Look through the listing for the word "Truck". Copy each line that has it.

(Excerpts from a figure dataset)
%%

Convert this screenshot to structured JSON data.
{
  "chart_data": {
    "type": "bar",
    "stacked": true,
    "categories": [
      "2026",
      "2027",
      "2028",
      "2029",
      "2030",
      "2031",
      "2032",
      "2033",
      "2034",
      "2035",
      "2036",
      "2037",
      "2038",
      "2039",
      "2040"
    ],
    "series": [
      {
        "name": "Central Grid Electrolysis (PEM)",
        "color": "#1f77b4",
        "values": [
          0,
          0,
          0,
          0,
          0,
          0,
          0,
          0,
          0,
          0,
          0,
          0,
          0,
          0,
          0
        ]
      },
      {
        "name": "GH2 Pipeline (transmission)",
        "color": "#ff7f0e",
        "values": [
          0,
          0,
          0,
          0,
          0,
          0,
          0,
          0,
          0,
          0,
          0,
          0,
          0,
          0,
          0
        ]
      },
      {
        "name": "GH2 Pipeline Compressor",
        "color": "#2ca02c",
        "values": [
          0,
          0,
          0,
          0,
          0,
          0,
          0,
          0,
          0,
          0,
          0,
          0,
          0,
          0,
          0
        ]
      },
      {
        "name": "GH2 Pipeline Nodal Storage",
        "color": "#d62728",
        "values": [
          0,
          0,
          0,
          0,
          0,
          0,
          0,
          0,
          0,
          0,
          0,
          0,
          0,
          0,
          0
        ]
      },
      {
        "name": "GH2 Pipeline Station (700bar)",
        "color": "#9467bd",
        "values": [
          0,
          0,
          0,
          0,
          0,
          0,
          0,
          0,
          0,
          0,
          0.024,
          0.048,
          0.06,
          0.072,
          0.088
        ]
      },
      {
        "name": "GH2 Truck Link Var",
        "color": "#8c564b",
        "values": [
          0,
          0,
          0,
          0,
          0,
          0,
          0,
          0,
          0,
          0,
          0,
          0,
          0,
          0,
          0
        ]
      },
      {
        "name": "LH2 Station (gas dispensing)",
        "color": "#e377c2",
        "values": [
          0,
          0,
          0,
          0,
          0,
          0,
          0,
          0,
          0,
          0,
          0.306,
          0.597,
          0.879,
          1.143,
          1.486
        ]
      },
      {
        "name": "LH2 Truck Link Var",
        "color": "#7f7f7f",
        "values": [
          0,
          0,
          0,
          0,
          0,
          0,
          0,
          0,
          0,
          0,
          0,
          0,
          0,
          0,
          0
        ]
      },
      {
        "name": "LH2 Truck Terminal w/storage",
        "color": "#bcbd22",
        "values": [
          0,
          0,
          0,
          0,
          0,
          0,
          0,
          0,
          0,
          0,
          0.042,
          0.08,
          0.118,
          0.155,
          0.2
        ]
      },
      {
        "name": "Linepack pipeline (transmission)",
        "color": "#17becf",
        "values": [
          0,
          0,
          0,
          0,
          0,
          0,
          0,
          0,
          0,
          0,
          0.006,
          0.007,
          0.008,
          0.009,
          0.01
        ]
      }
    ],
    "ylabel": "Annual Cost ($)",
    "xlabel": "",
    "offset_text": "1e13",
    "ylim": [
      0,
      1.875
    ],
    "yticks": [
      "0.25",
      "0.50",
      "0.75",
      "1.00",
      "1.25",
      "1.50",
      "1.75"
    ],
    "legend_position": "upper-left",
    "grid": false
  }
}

%%
%%

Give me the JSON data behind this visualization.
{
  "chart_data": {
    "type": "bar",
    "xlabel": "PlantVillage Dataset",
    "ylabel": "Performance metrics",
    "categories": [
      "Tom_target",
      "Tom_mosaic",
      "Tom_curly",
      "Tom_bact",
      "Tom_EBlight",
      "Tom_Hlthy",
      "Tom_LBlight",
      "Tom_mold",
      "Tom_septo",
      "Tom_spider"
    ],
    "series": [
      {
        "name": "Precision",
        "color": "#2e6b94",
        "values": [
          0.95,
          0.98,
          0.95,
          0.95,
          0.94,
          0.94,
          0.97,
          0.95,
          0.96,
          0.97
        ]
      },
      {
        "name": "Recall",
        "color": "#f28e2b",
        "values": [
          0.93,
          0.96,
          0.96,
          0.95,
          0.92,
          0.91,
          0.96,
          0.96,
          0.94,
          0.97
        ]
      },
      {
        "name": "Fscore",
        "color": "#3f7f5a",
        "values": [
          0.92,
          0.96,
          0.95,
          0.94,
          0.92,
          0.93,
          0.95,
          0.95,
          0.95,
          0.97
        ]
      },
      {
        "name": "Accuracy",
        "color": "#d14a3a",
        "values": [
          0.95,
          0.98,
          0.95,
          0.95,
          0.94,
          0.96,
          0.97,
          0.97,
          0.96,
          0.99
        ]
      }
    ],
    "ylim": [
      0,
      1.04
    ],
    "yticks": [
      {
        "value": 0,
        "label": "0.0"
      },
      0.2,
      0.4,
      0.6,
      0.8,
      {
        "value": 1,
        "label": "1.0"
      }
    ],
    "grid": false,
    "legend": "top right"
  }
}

%%

■ Written solution:
        "name": "GH2 Truck Link Var",
        "name": "LH2 Truck Link Var",
        "name": "LH2 Truck Terminal w/storage",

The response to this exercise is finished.